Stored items
◇ ◇ ◇
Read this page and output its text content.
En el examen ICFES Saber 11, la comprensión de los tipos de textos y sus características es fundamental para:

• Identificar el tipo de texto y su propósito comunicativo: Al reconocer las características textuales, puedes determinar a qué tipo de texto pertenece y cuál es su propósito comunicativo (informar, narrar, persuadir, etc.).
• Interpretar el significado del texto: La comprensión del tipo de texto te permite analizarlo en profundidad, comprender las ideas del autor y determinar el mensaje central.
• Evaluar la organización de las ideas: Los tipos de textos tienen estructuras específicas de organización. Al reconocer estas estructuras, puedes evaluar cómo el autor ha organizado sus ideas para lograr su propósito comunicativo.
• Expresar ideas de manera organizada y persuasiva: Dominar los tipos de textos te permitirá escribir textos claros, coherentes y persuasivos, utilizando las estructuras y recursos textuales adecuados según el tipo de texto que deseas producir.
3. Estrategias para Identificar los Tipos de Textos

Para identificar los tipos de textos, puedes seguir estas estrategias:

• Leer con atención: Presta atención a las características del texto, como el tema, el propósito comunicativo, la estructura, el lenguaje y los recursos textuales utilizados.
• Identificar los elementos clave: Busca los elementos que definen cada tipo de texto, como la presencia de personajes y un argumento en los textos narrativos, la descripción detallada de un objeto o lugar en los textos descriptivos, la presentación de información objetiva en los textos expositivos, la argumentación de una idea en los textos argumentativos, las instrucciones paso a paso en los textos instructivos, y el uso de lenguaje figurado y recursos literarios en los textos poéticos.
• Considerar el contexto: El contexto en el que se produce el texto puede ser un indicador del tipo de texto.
◇ ◇ ◇
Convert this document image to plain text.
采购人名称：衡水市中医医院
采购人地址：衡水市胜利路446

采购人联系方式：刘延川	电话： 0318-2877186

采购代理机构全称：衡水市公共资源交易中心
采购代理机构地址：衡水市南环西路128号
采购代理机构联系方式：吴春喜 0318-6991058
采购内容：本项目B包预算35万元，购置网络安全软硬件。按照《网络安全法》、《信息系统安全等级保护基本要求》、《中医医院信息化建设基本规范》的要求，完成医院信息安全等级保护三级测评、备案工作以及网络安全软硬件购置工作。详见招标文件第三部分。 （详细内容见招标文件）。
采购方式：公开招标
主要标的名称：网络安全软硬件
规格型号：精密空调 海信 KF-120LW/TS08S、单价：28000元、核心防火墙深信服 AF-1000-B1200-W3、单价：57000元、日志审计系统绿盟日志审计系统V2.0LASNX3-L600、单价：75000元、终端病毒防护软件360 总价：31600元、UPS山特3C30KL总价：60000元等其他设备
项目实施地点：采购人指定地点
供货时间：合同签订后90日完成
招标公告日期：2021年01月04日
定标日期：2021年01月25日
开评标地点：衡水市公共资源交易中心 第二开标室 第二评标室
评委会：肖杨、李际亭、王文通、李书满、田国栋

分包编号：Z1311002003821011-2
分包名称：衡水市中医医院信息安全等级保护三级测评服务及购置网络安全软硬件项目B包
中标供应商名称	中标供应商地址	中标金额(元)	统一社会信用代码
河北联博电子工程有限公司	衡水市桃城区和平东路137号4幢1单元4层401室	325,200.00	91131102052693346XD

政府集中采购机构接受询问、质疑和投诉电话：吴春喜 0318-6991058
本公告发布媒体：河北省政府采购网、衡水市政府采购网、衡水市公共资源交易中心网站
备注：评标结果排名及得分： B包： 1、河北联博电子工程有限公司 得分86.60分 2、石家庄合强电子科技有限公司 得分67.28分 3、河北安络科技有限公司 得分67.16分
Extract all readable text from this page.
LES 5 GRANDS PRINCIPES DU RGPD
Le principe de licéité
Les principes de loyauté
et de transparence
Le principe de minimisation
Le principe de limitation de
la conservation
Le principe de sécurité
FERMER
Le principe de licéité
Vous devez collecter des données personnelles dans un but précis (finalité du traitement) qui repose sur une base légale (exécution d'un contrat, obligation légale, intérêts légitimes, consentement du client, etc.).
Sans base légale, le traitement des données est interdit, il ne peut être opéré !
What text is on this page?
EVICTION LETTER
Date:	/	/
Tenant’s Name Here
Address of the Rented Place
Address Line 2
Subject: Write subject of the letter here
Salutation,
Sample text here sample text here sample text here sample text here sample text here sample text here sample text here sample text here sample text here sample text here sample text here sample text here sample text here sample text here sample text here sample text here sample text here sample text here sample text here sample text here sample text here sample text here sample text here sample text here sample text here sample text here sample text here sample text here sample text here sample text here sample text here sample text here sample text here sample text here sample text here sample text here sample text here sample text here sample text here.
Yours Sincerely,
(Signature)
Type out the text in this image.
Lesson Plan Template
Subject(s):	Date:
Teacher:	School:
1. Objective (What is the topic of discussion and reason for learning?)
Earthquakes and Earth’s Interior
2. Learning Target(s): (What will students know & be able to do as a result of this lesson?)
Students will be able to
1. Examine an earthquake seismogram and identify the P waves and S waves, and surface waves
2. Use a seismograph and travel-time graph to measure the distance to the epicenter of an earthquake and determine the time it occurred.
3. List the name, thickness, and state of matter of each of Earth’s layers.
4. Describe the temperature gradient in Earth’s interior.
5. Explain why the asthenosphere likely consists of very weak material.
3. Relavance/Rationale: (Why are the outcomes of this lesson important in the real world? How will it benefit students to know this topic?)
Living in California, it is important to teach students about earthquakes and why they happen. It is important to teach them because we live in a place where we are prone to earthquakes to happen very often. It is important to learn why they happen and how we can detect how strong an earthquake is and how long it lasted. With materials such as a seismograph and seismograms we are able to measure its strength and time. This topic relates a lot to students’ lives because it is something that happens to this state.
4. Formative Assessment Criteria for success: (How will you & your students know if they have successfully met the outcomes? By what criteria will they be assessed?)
◇ ◇ ◇
Written exercise:
Say how many lines contain "page", and give nothing but that number.

Result of the task:
3